- STATED TASK -
Skip the images. Copy the records exactly as written.

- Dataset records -
START
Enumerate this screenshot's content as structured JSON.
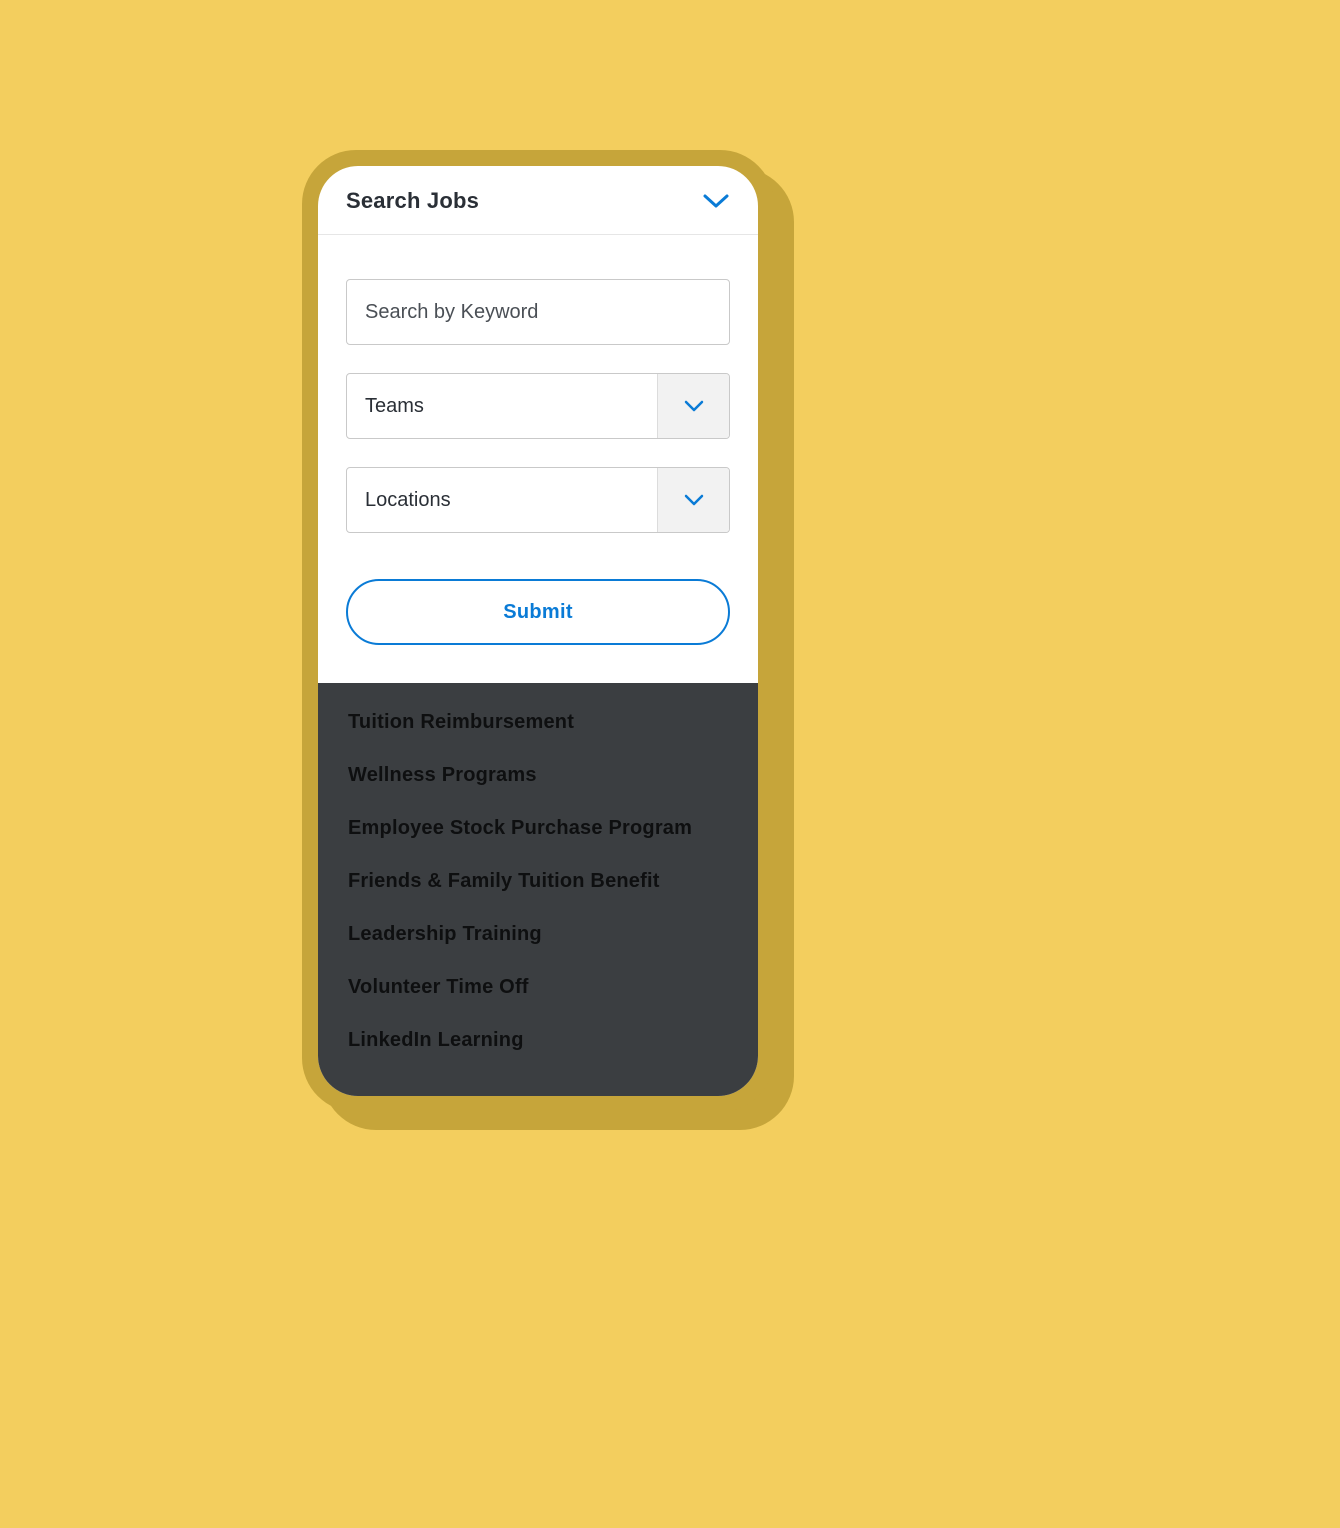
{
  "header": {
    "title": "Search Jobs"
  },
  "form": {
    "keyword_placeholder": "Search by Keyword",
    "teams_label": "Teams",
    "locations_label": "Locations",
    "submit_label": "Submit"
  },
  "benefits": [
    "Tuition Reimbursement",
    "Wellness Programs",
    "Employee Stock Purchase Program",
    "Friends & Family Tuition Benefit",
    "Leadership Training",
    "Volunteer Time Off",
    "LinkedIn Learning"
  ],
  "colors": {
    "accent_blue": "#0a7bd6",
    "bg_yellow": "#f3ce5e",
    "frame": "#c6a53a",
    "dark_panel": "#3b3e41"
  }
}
END
- REPLY TO THE TASK -
Enumerate this screenshot's content as structured JSON.
{
  "header": {
    "title": "Search Jobs"
  },
  "form": {
    "keyword_placeholder": "Search by Keyword",
    "teams_label": "Teams",
    "locations_label": "Locations",
    "submit_label": "Submit"
  },
  "benefits": [
    "Tuition Reimbursement",
    "Wellness Programs",
    "Employee Stock Purchase Program",
    "Friends & Family Tuition Benefit",
    "Leadership Training",
    "Volunteer Time Off",
    "LinkedIn Learning"
  ],
  "colors": {
    "accent_blue": "#0a7bd6",
    "bg_yellow": "#f3ce5e",
    "frame": "#c6a53a",
    "dark_panel": "#3b3e41"
  }
}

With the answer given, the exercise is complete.